• Stated problem: Count how many lines have the word "this" in them. Reply with that number by itself.
— START OF Data for the task —
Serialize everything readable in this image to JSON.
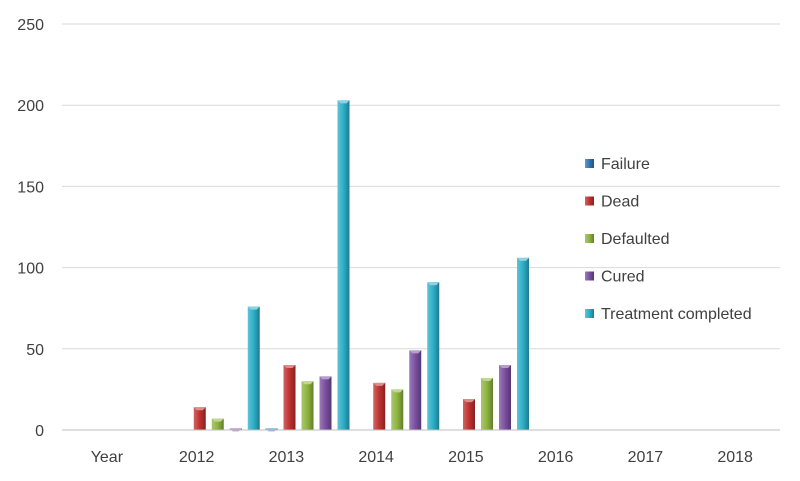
{
  "chart_data": {
    "type": "bar",
    "categories": [
      "Year",
      "2012",
      "2013",
      "2014",
      "2015",
      "2016",
      "2017",
      "2018"
    ],
    "series": [
      {
        "name": "Failure",
        "values": [
          0,
          0,
          1,
          0,
          0,
          0,
          0,
          0
        ],
        "color": "#2E75B6"
      },
      {
        "name": "Dead",
        "values": [
          0,
          14,
          40,
          29,
          19,
          0,
          0,
          0
        ],
        "color": "#C0312F"
      },
      {
        "name": "Defaulted",
        "values": [
          0,
          7,
          30,
          25,
          32,
          0,
          0,
          0
        ],
        "color": "#8DB43E"
      },
      {
        "name": "Cured",
        "values": [
          0,
          1,
          33,
          49,
          40,
          0,
          0,
          0
        ],
        "color": "#7A4FA0"
      },
      {
        "name": "Treatment completed",
        "values": [
          0,
          76,
          203,
          91,
          106,
          0,
          0,
          0
        ],
        "color": "#2BAFC8"
      }
    ],
    "ylim": [
      0,
      250
    ],
    "yticks": [
      0,
      50,
      100,
      150,
      200,
      250
    ],
    "grid": true,
    "legend_position": "right"
  }
}
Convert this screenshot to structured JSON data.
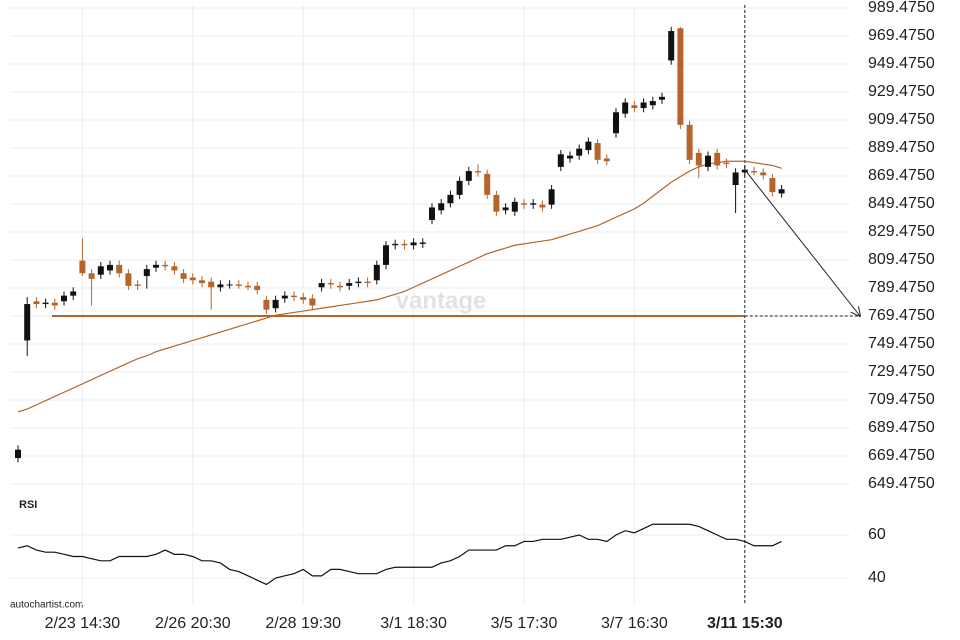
{
  "chart_data": {
    "type": "candlestick",
    "categories": [
      null,
      null,
      null,
      null,
      null,
      null,
      null,
      "2/23 14:30",
      null,
      null,
      null,
      null,
      null,
      null,
      null,
      null,
      null,
      null,
      null,
      "2/26 20:30",
      null,
      null,
      null,
      null,
      null,
      null,
      null,
      null,
      null,
      null,
      null,
      "2/28 19:30",
      null,
      null,
      null,
      null,
      null,
      null,
      null,
      null,
      null,
      null,
      null,
      "3/1 18:30",
      null,
      null,
      null,
      null,
      null,
      null,
      null,
      null,
      null,
      null,
      null,
      "3/5 17:30",
      null,
      null,
      null,
      null,
      null,
      null,
      null,
      null,
      null,
      null,
      null,
      "3/7 16:30",
      null,
      null,
      null,
      null,
      null,
      null,
      null,
      null,
      null,
      null,
      null,
      "3/11 15:30",
      null,
      null,
      null,
      null
    ],
    "open": [
      668,
      752,
      780,
      778,
      779,
      780,
      784,
      809,
      800,
      799,
      802,
      806,
      800,
      792,
      798,
      804,
      806,
      805,
      800,
      797,
      795,
      794,
      790,
      792,
      792,
      791,
      791,
      781,
      775,
      782,
      784,
      783,
      782,
      790,
      793,
      791,
      791,
      793,
      794,
      795,
      806,
      820,
      821,
      820,
      821,
      838,
      845,
      850,
      856,
      866,
      873,
      871,
      856,
      845,
      844,
      850,
      849,
      849,
      849,
      876,
      882,
      884,
      888,
      893,
      882,
      900,
      914,
      920,
      918,
      920,
      924,
      952,
      975,
      906,
      886,
      876,
      886,
      879,
      863,
      872,
      873,
      872,
      868,
      857
    ],
    "high": [
      677,
      783,
      783,
      782,
      782,
      787,
      790,
      825,
      803,
      808,
      809,
      809,
      803,
      795,
      806,
      809,
      809,
      808,
      803,
      800,
      798,
      797,
      795,
      795,
      795,
      794,
      794,
      784,
      784,
      787,
      787,
      786,
      785,
      796,
      796,
      794,
      796,
      797,
      797,
      809,
      823,
      824,
      824,
      825,
      825,
      850,
      853,
      859,
      869,
      876,
      878,
      874,
      859,
      850,
      854,
      853,
      853,
      852,
      863,
      888,
      887,
      892,
      897,
      896,
      885,
      918,
      925,
      923,
      925,
      926,
      929,
      976,
      976,
      909,
      889,
      887,
      889,
      882,
      875,
      877,
      876,
      875,
      871,
      863
    ],
    "low": [
      665,
      741,
      775,
      775,
      774,
      777,
      781,
      798,
      777,
      796,
      799,
      797,
      788,
      788,
      789,
      801,
      802,
      799,
      793,
      792,
      790,
      774,
      787,
      789,
      789,
      788,
      785,
      771,
      772,
      779,
      780,
      778,
      774,
      787,
      789,
      787,
      788,
      790,
      790,
      792,
      803,
      817,
      817,
      817,
      818,
      835,
      842,
      847,
      853,
      863,
      869,
      853,
      841,
      842,
      841,
      846,
      846,
      844,
      846,
      873,
      879,
      881,
      885,
      878,
      877,
      897,
      911,
      915,
      915,
      917,
      921,
      949,
      903,
      878,
      868,
      873,
      874,
      875,
      843,
      869,
      870,
      867,
      855,
      854
    ],
    "close": [
      674,
      778,
      778,
      779,
      777,
      784,
      787,
      800,
      796,
      805,
      806,
      800,
      791,
      791,
      803,
      806,
      805,
      802,
      796,
      795,
      793,
      790,
      792,
      792,
      791,
      790,
      788,
      774,
      781,
      784,
      783,
      781,
      777,
      793,
      792,
      790,
      793,
      794,
      793,
      806,
      820,
      821,
      820,
      822,
      822,
      847,
      850,
      856,
      866,
      873,
      872,
      856,
      844,
      847,
      851,
      849,
      850,
      847,
      860,
      885,
      884,
      889,
      894,
      881,
      880,
      915,
      922,
      918,
      922,
      923,
      926,
      973,
      906,
      881,
      877,
      884,
      877,
      878,
      872,
      874,
      872,
      870,
      858,
      860
    ],
    "up_color": "#111111",
    "down_color": "#b5652b",
    "moving_average": {
      "color": "#b5652b",
      "values": [
        701,
        703,
        706,
        709,
        712,
        715,
        718,
        721,
        724,
        727,
        730,
        733,
        736,
        739,
        741,
        744,
        746,
        748,
        750,
        752,
        754,
        756,
        758,
        760,
        762,
        764,
        766,
        768,
        770,
        771,
        772,
        773,
        774,
        775,
        776,
        777,
        778,
        779,
        780,
        781,
        783,
        785,
        787,
        790,
        793,
        796,
        799,
        802,
        805,
        808,
        811,
        814,
        816,
        818,
        820,
        821,
        822,
        823,
        824,
        826,
        828,
        830,
        832,
        834,
        837,
        840,
        843,
        846,
        850,
        855,
        860,
        865,
        869,
        873,
        876,
        878,
        879,
        880,
        880,
        880,
        879,
        878,
        877,
        875
      ]
    },
    "level": 769.475,
    "ylim": [
      644.475,
      994.475
    ],
    "yticks": [
      {
        "value": 989.475,
        "label": "989.4750"
      },
      {
        "value": 969.475,
        "label": "969.4750"
      },
      {
        "value": 949.475,
        "label": "949.4750"
      },
      {
        "value": 929.475,
        "label": "929.4750"
      },
      {
        "value": 909.475,
        "label": "909.4750"
      },
      {
        "value": 889.475,
        "label": "889.4750"
      },
      {
        "value": 869.475,
        "label": "869.4750"
      },
      {
        "value": 849.475,
        "label": "849.4750"
      },
      {
        "value": 829.475,
        "label": "829.4750"
      },
      {
        "value": 809.475,
        "label": "809.4750"
      },
      {
        "value": 789.475,
        "label": "789.4750"
      },
      {
        "value": 769.475,
        "label": "769.4750"
      },
      {
        "value": 749.475,
        "label": "749.4750"
      },
      {
        "value": 729.475,
        "label": "729.4750"
      },
      {
        "value": 709.475,
        "label": "709.4750"
      },
      {
        "value": 689.475,
        "label": "689.4750"
      },
      {
        "value": 669.475,
        "label": "669.4750"
      },
      {
        "value": 649.475,
        "label": "649.4750"
      }
    ],
    "rsi": {
      "title": "RSI",
      "color": "#111111",
      "ylim": [
        30,
        70
      ],
      "yticks": [
        60,
        40
      ],
      "values": [
        54,
        55,
        53,
        52,
        52,
        51,
        50,
        50,
        49,
        48,
        48,
        50,
        50,
        50,
        50,
        51,
        53,
        51,
        51,
        50,
        48,
        48,
        47,
        44,
        43,
        41,
        39,
        37,
        40,
        41,
        42,
        44,
        41,
        41,
        44,
        44,
        43,
        42,
        42,
        42,
        44,
        45,
        45,
        45,
        45,
        45,
        47,
        48,
        50,
        53,
        53,
        53,
        53,
        55,
        55,
        57,
        57,
        58,
        58,
        58,
        59,
        60,
        58,
        58,
        57,
        60,
        62,
        61,
        63,
        65,
        65,
        65,
        65,
        65,
        64,
        62,
        60,
        58,
        58,
        57,
        55,
        55,
        55,
        57
      ]
    },
    "grid": true,
    "watermark": "vantage",
    "source": "autochartist.com"
  }
}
— END OF Data for the task —
• The solution: 2